### Activity
Copy out every line of the data that has the word "findings" somewhere in it.

### The data
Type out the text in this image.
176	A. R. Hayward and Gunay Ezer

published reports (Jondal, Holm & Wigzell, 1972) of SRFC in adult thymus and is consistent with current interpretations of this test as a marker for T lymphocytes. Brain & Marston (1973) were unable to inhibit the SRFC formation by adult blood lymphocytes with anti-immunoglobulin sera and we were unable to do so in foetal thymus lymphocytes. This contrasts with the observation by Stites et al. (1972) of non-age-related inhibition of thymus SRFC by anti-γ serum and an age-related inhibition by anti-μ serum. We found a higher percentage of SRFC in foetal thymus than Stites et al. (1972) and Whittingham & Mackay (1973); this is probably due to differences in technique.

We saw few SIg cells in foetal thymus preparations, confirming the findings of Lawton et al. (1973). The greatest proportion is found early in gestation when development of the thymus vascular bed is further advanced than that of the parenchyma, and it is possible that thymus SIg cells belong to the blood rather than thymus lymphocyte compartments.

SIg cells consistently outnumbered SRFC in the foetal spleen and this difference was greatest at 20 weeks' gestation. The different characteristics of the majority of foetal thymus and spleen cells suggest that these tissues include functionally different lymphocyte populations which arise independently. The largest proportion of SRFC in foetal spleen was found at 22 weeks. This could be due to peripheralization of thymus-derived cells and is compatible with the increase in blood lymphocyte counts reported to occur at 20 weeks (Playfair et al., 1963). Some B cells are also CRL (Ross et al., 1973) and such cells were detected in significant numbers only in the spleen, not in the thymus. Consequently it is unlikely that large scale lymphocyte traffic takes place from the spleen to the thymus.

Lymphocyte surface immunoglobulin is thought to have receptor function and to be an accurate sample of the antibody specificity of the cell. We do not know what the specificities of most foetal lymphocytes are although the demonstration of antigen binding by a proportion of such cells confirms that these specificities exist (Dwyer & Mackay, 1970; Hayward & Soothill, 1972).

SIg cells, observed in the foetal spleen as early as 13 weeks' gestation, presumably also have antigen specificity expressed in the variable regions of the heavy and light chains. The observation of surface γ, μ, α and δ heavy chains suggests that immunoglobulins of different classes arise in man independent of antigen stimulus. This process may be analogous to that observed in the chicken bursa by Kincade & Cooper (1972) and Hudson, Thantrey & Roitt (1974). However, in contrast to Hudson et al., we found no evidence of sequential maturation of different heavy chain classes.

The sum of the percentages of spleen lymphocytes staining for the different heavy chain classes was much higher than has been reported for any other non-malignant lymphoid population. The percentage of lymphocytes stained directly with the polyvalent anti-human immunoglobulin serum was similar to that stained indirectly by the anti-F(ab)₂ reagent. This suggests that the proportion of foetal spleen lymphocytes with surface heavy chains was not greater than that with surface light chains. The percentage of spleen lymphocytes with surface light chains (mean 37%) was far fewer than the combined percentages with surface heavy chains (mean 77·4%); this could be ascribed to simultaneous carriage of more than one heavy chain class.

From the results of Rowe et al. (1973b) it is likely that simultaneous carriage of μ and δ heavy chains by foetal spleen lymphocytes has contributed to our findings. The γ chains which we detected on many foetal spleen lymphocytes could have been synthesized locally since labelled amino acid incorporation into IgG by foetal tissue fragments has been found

### Exercise solution
We saw few SIg cells in foetal thymus preparations, confirming the findings of Lawton et al. (1973). The greatest proportion is found early in gestation when development of the thymus vascular bed is further advanced than that of the parenchyma, and it is possible that thymus SIg cells belong to the blood rather than thymus lymphocyte compartments.
From the results of Rowe et al. (1973b) it is likely that simultaneous carriage of μ and δ heavy chains by foetal spleen lymphocytes has contributed to our findings. The γ chains which we detected on many foetal spleen lymphocytes could have been synthesized locally since labelled amino acid incorporation into IgG by foetal tissue fragments has been found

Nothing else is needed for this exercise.